> [Work to complete]
Reproduce the material verbatim, from the first line through the line containing "parcel-label: ALLE DE LLANO [0,146,94,160]", both ends included.

--- start Material provided ---

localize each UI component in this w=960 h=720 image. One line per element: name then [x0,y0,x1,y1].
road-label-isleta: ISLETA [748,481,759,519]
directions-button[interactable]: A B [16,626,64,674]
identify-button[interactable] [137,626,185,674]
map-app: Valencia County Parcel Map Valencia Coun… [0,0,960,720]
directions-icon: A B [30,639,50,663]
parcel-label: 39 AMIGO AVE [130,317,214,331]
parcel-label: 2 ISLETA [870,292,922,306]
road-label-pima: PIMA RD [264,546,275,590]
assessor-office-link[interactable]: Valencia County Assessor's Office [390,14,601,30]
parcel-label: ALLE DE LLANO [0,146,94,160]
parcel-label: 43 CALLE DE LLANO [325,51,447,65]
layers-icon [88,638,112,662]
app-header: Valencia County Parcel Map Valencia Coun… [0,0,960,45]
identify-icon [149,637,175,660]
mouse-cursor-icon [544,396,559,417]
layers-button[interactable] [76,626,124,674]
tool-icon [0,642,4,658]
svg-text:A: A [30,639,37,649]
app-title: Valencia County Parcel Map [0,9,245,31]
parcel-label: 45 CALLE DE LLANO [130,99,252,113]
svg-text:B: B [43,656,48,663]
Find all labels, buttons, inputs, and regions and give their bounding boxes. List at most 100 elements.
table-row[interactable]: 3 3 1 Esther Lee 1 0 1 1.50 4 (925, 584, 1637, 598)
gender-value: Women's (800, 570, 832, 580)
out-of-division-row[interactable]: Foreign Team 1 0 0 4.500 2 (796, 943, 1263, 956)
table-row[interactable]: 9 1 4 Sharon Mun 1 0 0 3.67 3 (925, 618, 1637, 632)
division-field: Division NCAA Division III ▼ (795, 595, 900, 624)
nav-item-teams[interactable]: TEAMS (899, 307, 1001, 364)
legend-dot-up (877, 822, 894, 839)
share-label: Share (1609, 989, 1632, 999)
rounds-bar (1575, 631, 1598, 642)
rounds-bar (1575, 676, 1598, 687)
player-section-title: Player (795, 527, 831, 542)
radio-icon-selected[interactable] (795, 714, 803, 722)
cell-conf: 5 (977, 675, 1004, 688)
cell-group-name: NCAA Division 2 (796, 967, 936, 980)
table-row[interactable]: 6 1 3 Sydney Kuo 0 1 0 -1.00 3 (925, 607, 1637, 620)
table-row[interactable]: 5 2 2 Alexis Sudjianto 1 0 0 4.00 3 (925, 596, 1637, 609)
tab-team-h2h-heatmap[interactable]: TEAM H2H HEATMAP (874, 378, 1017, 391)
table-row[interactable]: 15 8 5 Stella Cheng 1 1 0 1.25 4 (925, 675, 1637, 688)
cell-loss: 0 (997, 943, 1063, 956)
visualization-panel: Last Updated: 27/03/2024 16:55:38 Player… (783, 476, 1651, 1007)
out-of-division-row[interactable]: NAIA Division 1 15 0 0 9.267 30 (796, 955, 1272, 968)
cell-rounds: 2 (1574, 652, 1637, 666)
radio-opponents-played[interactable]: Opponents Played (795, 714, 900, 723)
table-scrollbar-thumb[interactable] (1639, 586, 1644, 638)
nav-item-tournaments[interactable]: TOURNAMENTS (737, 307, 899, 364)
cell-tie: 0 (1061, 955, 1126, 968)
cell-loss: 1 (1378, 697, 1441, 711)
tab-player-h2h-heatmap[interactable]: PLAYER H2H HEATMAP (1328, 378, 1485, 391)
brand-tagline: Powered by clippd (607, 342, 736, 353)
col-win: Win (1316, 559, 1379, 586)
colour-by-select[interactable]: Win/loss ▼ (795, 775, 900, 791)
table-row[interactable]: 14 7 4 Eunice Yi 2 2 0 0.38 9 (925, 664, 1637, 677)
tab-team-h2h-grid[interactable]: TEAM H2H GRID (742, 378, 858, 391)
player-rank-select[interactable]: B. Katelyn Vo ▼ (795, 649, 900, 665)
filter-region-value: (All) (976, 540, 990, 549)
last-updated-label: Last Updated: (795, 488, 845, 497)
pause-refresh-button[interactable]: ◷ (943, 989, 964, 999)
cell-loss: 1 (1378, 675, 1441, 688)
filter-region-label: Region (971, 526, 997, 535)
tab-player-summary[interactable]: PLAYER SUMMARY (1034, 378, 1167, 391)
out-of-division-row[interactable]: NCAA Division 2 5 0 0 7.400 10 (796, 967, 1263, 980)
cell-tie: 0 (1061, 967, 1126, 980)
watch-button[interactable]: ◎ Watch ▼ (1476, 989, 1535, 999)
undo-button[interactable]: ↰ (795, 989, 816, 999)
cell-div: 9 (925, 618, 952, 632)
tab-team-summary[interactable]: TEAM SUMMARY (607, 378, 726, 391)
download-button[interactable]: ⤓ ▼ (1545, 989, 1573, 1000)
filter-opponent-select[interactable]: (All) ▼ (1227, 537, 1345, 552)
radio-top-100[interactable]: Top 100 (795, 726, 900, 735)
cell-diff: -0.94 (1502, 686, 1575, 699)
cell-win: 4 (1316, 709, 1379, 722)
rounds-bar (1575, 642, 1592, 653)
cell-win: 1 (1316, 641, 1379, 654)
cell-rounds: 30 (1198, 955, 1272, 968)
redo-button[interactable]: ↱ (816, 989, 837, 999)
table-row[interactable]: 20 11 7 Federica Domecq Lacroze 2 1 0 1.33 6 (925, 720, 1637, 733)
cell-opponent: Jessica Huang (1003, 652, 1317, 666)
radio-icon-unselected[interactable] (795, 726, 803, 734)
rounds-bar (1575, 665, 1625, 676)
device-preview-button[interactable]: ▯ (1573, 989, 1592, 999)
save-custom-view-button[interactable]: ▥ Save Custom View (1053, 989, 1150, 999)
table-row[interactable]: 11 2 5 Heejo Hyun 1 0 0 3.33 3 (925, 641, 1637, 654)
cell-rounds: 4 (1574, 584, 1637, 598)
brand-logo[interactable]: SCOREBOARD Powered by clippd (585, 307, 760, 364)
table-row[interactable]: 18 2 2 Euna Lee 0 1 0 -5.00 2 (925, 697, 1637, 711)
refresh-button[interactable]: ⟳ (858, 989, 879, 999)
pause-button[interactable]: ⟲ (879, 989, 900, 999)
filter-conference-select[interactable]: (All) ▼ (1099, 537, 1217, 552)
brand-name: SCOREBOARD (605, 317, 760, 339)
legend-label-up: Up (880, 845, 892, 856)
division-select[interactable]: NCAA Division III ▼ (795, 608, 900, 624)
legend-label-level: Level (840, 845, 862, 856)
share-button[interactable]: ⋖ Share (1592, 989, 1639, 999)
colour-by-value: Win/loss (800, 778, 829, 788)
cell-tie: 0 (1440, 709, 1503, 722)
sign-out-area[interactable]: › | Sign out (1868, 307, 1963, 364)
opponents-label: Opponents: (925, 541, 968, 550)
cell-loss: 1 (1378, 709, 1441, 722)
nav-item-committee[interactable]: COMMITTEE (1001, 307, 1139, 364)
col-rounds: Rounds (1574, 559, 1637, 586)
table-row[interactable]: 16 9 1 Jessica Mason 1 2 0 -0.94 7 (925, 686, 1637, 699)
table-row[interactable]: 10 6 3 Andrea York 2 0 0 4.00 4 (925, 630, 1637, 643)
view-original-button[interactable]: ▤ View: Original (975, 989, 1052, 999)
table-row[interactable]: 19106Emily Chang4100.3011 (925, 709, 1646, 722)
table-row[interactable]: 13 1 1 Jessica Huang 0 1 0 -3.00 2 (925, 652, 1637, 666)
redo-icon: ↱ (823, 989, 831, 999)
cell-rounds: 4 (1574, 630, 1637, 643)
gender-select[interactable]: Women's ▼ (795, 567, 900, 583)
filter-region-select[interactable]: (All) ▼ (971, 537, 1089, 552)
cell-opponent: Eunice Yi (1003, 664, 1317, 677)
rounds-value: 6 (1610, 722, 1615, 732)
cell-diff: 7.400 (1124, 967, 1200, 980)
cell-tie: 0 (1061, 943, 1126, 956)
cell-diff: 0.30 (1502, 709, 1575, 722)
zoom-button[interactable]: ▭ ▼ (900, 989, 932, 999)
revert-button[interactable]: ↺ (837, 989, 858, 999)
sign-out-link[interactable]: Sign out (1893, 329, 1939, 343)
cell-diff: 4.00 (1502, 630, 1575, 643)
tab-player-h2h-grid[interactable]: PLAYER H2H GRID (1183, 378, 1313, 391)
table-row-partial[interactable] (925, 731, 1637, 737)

--- end Material provided ---

> [Task output]
localize each UI component in this w=960 h=720 image. One line per element: name then [x0,y0,x1,y1].
road-label-isleta: ISLETA [748,481,759,519]
directions-button[interactable]: A B [16,626,64,674]
identify-button[interactable] [137,626,185,674]
map-app: Valencia County Parcel Map Valencia Coun… [0,0,960,720]
directions-icon: A B [30,639,50,663]
parcel-label: 39 AMIGO AVE [130,317,214,331]
parcel-label: 2 ISLETA [870,292,922,306]
road-label-pima: PIMA RD [264,546,275,590]
assessor-office-link[interactable]: Valencia County Assessor's Office [390,14,601,30]
parcel-label: ALLE DE LLANO [0,146,94,160]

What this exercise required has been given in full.